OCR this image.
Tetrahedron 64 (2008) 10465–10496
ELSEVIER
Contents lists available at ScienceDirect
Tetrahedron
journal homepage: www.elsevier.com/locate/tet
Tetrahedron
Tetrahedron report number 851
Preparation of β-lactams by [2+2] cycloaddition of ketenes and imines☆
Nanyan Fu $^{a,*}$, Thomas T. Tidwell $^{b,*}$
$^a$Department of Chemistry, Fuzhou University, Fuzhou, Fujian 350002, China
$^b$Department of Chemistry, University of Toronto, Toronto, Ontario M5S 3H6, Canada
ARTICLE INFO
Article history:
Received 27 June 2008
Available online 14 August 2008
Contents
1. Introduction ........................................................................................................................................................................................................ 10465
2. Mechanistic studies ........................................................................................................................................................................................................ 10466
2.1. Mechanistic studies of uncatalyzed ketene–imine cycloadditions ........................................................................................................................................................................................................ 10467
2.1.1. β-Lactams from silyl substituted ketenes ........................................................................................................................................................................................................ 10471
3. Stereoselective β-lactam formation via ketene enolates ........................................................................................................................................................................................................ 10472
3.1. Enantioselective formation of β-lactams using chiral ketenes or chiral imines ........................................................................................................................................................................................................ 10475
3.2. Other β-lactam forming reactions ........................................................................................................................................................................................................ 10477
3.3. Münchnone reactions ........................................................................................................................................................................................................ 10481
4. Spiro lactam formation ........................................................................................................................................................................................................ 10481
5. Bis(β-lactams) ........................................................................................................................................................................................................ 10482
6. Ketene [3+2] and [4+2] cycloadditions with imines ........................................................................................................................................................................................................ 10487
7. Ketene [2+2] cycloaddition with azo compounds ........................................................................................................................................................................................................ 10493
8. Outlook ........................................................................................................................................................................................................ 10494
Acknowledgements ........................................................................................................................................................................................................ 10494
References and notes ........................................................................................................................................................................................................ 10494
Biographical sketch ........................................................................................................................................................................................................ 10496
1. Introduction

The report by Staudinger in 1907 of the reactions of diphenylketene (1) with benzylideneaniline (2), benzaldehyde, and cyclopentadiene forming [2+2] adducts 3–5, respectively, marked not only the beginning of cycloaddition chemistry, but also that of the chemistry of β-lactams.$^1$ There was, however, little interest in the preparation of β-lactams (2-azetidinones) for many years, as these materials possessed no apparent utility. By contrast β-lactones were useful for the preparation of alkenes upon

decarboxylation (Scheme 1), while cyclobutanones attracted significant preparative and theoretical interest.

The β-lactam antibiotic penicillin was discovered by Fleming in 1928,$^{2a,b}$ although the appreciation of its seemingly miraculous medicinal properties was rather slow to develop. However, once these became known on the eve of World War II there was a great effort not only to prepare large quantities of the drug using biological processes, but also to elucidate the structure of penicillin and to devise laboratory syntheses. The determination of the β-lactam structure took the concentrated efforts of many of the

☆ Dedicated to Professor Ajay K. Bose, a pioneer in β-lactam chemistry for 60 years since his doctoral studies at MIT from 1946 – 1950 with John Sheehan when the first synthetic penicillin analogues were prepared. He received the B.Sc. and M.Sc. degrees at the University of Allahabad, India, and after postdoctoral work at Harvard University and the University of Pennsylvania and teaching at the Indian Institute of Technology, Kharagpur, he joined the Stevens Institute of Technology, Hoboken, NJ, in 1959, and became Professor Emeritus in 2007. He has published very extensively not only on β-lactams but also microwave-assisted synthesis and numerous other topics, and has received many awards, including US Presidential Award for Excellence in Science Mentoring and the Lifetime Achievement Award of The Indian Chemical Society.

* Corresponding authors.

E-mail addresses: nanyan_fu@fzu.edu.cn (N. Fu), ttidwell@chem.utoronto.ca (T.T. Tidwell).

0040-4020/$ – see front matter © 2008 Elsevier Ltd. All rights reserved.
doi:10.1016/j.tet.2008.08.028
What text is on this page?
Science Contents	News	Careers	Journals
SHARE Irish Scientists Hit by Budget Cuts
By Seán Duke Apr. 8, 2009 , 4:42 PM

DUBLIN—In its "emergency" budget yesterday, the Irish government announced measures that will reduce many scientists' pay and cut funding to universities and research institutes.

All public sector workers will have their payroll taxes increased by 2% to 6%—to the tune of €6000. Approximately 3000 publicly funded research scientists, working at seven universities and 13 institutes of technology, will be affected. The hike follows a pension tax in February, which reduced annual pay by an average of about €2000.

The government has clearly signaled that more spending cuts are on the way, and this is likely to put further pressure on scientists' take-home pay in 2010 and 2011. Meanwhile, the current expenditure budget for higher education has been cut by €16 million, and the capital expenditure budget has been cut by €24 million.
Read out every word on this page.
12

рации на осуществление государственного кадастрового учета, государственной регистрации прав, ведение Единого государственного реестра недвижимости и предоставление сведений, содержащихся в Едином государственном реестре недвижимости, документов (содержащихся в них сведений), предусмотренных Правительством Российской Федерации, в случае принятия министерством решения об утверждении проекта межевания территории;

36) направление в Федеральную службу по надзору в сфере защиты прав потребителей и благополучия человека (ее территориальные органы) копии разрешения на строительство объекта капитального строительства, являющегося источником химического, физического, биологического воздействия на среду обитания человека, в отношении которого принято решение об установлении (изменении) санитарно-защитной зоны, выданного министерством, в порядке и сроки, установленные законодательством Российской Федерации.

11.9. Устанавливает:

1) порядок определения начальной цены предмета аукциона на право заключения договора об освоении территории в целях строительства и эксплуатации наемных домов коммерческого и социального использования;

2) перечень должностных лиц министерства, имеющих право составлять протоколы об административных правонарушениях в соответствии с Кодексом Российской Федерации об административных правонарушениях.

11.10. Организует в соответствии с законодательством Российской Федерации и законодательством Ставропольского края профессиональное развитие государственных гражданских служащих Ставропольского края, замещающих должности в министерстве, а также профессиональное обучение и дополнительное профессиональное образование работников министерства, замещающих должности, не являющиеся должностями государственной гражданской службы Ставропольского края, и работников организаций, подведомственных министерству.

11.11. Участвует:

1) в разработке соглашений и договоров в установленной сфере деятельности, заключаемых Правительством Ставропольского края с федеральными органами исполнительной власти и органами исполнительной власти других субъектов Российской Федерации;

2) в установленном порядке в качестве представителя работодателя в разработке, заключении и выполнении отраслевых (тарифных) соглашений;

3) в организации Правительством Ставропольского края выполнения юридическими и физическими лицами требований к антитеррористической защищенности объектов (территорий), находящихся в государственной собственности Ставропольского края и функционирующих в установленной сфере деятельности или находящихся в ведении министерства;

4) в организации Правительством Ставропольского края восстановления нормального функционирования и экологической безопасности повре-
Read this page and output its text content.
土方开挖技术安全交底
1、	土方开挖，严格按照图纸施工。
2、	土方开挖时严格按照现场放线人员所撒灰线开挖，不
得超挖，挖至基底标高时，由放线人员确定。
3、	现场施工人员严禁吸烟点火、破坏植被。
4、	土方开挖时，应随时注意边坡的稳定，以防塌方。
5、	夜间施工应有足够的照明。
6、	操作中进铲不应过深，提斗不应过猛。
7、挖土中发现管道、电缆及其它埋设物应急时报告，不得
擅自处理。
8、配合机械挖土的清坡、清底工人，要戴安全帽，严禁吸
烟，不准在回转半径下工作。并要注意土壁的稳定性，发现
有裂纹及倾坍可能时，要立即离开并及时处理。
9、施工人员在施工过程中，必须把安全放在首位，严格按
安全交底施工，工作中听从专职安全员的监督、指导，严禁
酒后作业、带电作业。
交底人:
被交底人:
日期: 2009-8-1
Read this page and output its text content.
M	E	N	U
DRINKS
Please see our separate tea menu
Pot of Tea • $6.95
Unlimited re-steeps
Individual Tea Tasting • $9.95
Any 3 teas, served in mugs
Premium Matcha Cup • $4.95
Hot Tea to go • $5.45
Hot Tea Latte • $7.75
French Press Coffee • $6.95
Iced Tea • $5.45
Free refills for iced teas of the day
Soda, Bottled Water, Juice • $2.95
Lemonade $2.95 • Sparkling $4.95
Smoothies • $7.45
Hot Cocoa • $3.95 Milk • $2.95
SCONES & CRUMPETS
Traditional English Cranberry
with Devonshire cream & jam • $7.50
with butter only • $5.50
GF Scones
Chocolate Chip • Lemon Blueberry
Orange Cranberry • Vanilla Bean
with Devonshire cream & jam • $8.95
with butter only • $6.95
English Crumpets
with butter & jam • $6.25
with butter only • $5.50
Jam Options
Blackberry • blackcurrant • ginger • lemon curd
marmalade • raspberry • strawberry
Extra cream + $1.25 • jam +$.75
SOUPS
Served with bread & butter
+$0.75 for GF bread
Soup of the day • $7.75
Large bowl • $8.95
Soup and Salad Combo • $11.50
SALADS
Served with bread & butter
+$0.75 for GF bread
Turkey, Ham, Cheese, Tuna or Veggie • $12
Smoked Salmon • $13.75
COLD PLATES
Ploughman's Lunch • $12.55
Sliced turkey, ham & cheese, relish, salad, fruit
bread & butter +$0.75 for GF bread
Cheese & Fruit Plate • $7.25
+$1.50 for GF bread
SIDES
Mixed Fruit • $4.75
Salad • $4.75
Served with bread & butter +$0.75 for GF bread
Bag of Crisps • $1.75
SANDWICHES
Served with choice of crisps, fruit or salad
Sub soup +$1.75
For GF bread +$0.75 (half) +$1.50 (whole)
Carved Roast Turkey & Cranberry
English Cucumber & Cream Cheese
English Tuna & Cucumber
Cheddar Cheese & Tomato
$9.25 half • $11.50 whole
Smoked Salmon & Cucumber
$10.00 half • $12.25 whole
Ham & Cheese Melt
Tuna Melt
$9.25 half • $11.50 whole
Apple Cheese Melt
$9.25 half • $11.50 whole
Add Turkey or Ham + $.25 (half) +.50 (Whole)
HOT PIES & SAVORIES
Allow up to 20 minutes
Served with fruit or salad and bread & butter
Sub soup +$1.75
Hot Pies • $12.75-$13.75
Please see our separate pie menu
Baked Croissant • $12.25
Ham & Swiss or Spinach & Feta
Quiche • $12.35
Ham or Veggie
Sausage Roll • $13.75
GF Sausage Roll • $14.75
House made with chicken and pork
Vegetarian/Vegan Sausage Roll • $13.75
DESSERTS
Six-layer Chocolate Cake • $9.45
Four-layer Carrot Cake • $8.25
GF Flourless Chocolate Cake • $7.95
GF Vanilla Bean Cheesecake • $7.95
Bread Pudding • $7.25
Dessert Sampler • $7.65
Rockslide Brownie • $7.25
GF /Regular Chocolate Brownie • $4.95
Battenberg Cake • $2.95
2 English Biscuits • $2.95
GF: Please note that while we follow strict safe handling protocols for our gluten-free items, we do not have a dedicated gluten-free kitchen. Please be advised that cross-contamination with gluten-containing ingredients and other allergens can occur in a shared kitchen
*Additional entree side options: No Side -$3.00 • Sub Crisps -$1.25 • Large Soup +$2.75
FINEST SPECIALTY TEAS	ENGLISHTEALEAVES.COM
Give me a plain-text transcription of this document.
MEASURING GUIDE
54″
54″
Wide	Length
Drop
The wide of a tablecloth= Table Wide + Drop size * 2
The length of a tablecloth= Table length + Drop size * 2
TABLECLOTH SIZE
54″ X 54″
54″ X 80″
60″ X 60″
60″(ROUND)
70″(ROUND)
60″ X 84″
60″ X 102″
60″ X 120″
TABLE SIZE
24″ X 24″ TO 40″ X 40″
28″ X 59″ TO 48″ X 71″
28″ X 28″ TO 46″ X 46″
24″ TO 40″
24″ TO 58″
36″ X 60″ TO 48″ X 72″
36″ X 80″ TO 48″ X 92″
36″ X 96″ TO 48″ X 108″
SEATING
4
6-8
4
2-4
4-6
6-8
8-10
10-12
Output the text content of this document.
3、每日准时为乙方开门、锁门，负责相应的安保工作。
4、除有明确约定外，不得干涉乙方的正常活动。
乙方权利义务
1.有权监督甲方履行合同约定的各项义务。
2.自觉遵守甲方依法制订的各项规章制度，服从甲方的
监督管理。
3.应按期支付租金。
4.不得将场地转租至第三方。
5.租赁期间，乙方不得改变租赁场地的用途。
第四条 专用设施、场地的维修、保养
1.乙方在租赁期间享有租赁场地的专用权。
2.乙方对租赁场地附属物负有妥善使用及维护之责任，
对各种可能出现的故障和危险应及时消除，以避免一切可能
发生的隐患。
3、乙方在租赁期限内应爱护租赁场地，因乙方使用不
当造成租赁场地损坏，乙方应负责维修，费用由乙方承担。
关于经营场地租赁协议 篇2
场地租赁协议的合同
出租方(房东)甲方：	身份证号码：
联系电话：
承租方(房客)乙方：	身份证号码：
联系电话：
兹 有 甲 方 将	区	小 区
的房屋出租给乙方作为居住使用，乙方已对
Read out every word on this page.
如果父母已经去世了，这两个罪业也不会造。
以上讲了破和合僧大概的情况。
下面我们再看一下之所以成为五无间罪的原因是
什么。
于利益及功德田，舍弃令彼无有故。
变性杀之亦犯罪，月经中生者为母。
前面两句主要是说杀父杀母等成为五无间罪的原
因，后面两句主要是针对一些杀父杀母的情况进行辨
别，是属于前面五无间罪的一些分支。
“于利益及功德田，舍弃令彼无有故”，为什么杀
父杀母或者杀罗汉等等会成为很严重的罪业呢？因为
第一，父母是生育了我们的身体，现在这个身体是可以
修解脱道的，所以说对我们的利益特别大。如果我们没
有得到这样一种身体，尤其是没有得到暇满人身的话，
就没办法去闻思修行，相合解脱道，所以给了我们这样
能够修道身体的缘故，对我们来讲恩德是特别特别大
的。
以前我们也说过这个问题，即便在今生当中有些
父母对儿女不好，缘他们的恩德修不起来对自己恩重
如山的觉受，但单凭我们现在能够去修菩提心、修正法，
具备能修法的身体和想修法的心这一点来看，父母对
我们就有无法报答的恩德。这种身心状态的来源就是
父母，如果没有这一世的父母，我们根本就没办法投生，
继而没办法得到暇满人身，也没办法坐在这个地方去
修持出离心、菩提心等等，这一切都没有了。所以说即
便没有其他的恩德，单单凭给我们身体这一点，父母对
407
· · · · ·
> [REQUIREMENT] Find every line that holds "University" and copy it.

> [RESPONSE TO THIS EXERCISE]
$^a$Department of Chemistry, Fuzhou University, Fuzhou, Fujian 350002, China
$^b$Department of Chemistry, University of Toronto, Toronto, Ontario M5S 3H6, Canada
☆ Dedicated to Professor Ajay K. Bose, a pioneer in β-lactam chemistry for 60 years since his doctoral studies at MIT from 1946 – 1950 with John Sheehan when the first synthetic penicillin analogues were prepared. He received the B.Sc. and M.Sc. degrees at the University of Allahabad, India, and after postdoctoral work at Harvard University and the University of Pennsylvania and teaching at the Indian Institute of Technology, Kharagpur, he joined the Stevens Institute of Technology, Hoboken, NJ, in 1959, and became Professor Emeritus in 2007. He has published very extensively not only on β-lactams but also microwave-assisted synthesis and numerous other topics, and has received many awards, including US Presidential Award for Excellence in Science Mentoring and the Lifetime Achievement Award of The Indian Chemical Society.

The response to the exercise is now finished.